* **抽出テキスト**
***

現代の世を虚無僧で生きる一路の日記。歴史、社会、時事問題を考える

(23) 遍路みち

2008-08-21 13:17:11 | H20./8月 四国の旅
所どころに「遍路みち」というのがある。
人一人やっと通れる細い畦道もあった。

夏場は遍路さんも少ないらしい。数人しか
見かけなかった。遍路みちも草が生い茂り、
枯れ草で覆われていて、「マムシ注意」の
立て札もある。なるほど、金剛杖は こんな
時に役に立つのかと思った。虚無僧の私は
尺八をブーブー吹きならして 無事 通った。

上から蜘蛛や毛虫も。こんな時でも天蓋は
超便利。怖いもの無し。
歩き遍路は、靴にもあれこれこだわり、それ
でもマメができて困るそうだが、足袋に草履
で十分。履きなれているせいかマメもできな
かった。

切り通しになった山路で、羽黒トンボが無数に
乱舞していた。私の周りをまつわりつくように
飛ぶ。道先案内をしてくれているような、死者
の霊が呼んでいるような怪しげな動きに しばし
見とれた。

(22) 虚無僧装束

2008-08-21 07:11:21 | H20./8月 四国の旅
虚無僧装束は、旅をするのに 実に利に適っている。

天蓋(てんがい)は 日除けになる。それで結構
風通し良く 涼しい。手甲、脚絆も、日焼け対策、
蚊や蜂対策にもなって良い。

猛暑の中歩くと 下着は グジョグジョ。脱ぐのも
ひと苦労。それで列車に乗ると、冷えて気持が
悪い。下着のシャツもパンツ(ブリーフ)も、3日
目に、宅急便で家に送り返した。

晒しの布が二本あれば十分だった。ふんどしにして、
交替に洗って、コンクリートや金属製のベンチの
上などに置けば すぐ乾く。この間 一休み。腰から
ぶら下げていても乾く。パンツでは ぶら下げて
歩くわけに いかないだろう。(着物が透けるので
褌の上にステテコは 履いている)

テトロン混紡の着物と襦袢も、すぐ乾く。着物の袖
はポケット代わりになって、小銭入れやメモ帖など
を 入れておける。

日 一日と 明け方は涼しくなってきた。襦袢のまま
で寝るが、涼しくなってきたら 着物を掛けて 寝る。

帯も便利。布袋を提げることができる。
袋の中は、髭剃りと紐にカッターナイフなど。
紐は、草履の鼻緒が切れた時の応急措置用。

偈箱(げばこ)は、財布や虚無僧免許証など貴重品入れ。
寝る時は、枕にして寝る。

歩き遍路の人たちは、15kmほどの荷物を背負って、
汗びっしよりになって歩いている。顔も真っ黒に日焼け。
虚無僧は、暑い中でも爽やか、涼を呼ぶ恰好なのだ。

(21) トイレ

2008-08-21 04:40:27 | H20./8月 四国の旅
「タキノートイレがあります。どなたでもご利用ください」
のアナウンス。「滝の音入れ」?。滝のようにジャージャー
音が流れるのか?と一瞬思った。「多機能トイレ」である。

***

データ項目
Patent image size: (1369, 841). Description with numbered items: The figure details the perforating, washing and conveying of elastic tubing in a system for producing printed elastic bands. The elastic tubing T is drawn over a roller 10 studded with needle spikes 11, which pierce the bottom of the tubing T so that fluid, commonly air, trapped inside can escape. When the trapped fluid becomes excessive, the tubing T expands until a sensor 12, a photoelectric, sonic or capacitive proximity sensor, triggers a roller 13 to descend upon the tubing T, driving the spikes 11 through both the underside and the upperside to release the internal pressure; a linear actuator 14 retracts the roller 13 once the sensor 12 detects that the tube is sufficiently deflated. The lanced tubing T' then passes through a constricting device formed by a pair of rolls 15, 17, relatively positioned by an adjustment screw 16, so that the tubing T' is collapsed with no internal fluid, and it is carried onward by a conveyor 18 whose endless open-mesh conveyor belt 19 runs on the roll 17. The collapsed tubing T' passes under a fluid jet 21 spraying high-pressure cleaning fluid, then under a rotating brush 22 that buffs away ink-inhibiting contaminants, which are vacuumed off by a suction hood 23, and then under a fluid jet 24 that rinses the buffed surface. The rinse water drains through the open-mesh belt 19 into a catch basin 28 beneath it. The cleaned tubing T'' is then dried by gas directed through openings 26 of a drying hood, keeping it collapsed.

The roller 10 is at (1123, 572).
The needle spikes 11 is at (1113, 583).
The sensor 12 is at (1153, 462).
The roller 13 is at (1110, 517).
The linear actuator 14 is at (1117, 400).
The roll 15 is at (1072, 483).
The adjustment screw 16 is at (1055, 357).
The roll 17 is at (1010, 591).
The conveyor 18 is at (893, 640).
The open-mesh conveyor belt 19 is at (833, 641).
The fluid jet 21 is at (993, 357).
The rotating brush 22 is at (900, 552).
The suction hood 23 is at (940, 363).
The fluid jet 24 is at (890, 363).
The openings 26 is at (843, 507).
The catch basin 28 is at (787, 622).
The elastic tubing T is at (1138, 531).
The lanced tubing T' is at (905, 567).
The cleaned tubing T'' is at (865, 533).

***

* **課題 A**
虚無僧の旅日記では、偈箱（げばこ）に何を入れていると書かれていますか。
* **課題 B**
虚無僧の旅日記の本文を、最後の一文の後から書き継いでください。

* **解答 A**
財布や虚無僧免許証などの貴重品です。

* **解答 B**
今は、駅、公共施設、公園でも たいてい在る。身障者だけ
でなく「どなたでもご利用ください」とあるので、気楽に
使わせてもらっている。着替えに 髭剃りに と助かる。

内子と宇和島の中間、大洲駅だったか、特急通過待ちで
5分停車。「トイレを利用されたい方は、こちらで」の
車内アナウンス。駅舎は朽ち掛けた小さな小屋なのに、
トイレは 多機能トイレが二つで、駅舎より大きく立派
だった。長距離バスの乗客も利用するから らしい。

快速にもたいていトイレは付いている。しかし すごく
揺れる。各駅停車で長時間となると、トイレが困る。
乗り継ぎが、結構すぐなので、行く時間はない。


⑳宿泊

2008-08-21 04:07:28 | H20./8月 四国の旅
6泊7日中、ホテルは一泊。あとは野宿。

8/10 (徳島)板東駅 無人駅で周囲は真っ暗。 
   木造の小さな駅舎のベンチに、きれいな座布団が
   二つ置かれていた。0:30過ぎると、照明が一つだけに。
   そこへ、油蝉が3匹も飛んできて、20秒置きに騒ぐので、
   うるさくて眠れず、参った。
   深夜2時、パトロールの巡査が2人 のぞいていった。
   明け方4時頃ようやく熟睡したら、すぐ5時には
   人がはいってきて ビックリ飛び起きる。
   
8/11 鴨の湯で、ひと風呂浴びる。歩き遍路は370円と安い。
   無料の遍路宿が併設されているが、3畳の小屋が二つ。
   そこへ7人。外人の女性2人、日本人の若い女性1人。
   私は外のベンチで寝る。不思議と蚊がいない。

8/12 松山駅前のビジネスホテル、モンブラン。一泊3,700円。
   和室でトイレ、風呂は無し。寝れればいいので、十分。
   全自動洗濯機200円で、着物も下着も 全部 丸洗い。

8/13 宇和島駅。駅舎はきれいだが、深夜は締め出される。
   駅前のバス停のベンチで寝る。蚊がいない。

8/14 高知、浦戸湾の五台山に向かう長い橋の上。途中に
   石作りのベンチがあり、そこで寝る。海の臭いがしない。
   深夜2時、若い女性がコツコツと 近づいてきて
   通り過ぎて行った。こんな夜更けに??幽霊? 夢見心地。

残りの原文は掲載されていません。